Read through the entries below and return each line with the word "Победа".

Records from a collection
## start
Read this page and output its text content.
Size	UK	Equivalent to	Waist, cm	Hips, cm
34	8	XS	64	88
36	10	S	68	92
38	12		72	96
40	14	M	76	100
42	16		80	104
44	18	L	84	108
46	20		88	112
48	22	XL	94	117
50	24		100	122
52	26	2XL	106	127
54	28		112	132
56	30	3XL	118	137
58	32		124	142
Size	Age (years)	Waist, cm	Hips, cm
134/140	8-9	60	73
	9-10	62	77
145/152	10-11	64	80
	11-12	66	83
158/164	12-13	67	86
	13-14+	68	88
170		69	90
## end
## start
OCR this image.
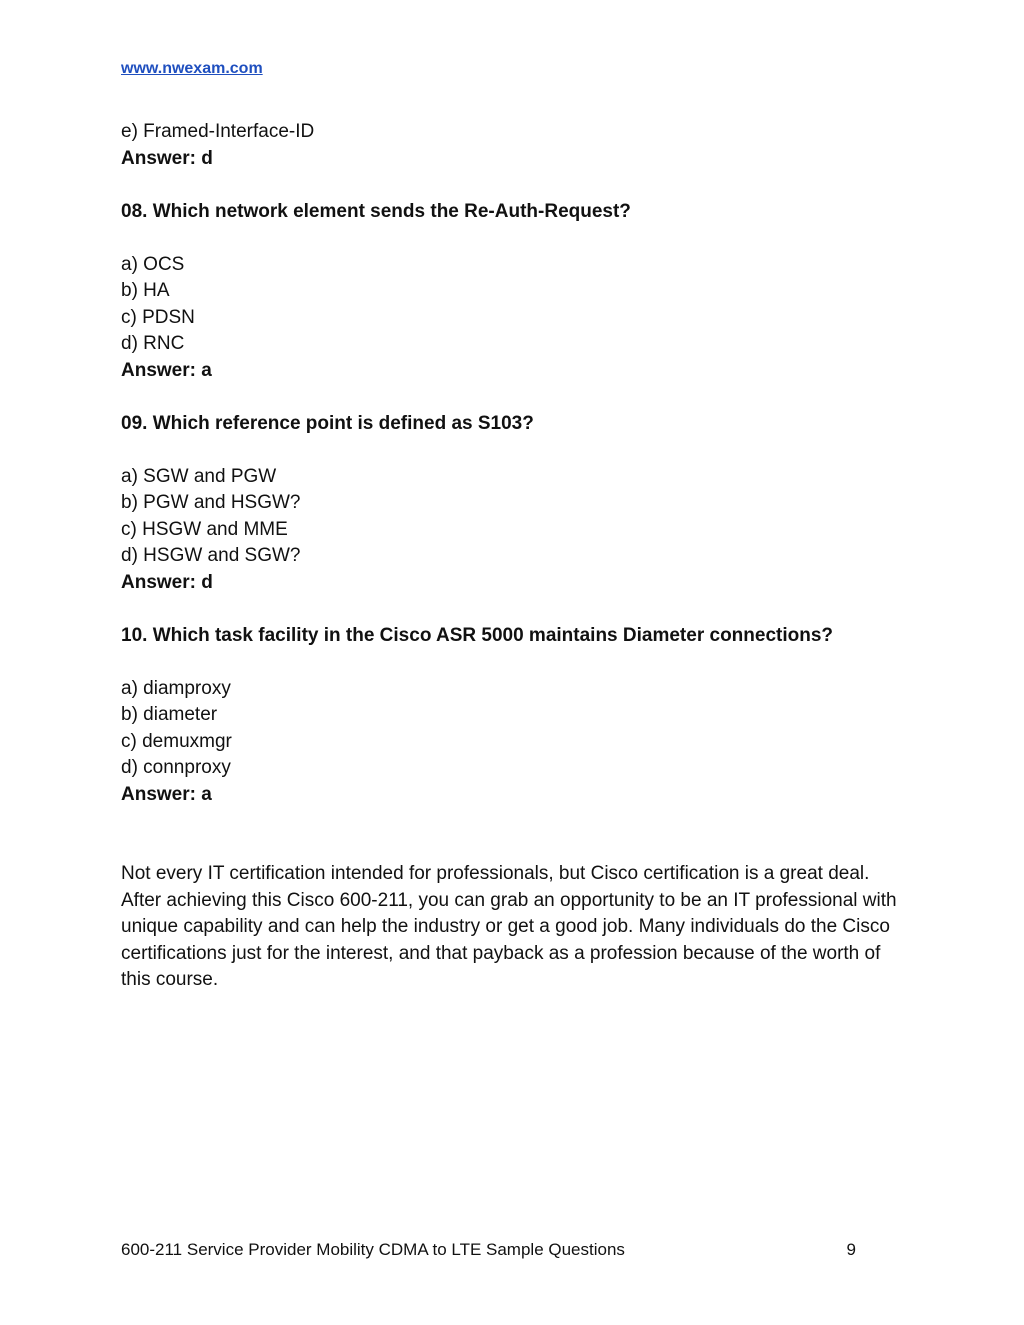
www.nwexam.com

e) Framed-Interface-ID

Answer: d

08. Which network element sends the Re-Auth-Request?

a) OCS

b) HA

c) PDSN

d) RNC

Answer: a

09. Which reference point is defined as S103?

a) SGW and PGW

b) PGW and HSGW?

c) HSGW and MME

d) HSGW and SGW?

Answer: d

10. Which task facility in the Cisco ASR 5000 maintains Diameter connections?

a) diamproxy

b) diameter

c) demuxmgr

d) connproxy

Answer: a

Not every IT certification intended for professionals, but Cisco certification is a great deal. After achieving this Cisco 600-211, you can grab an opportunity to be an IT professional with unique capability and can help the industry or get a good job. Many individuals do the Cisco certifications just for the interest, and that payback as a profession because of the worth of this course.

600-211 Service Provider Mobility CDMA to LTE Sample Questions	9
## end
## start
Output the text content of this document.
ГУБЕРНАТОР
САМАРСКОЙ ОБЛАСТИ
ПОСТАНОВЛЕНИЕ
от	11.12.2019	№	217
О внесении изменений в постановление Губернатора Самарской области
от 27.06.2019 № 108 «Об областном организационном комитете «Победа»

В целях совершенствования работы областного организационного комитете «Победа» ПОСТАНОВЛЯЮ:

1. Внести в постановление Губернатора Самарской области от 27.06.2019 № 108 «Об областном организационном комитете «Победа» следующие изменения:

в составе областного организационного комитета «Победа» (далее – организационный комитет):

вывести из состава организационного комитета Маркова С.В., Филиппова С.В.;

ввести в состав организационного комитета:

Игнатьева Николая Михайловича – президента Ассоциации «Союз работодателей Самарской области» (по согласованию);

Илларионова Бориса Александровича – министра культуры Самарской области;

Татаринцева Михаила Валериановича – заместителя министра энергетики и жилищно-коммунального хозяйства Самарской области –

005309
## end
▸ ANSWER TO THE EXERCISE
от 27.06.2019 № 108 «Об областном организационном комитете «Победа»
В целях совершенствования работы областного организационного комитете «Победа» ПОСТАНОВЛЯЮ:
1. Внести в постановление Губернатора Самарской области от 27.06.2019 № 108 «Об областном организационном комитете «Победа» следующие изменения:
в составе областного организационного комитета «Победа» (далее – организационный комитет):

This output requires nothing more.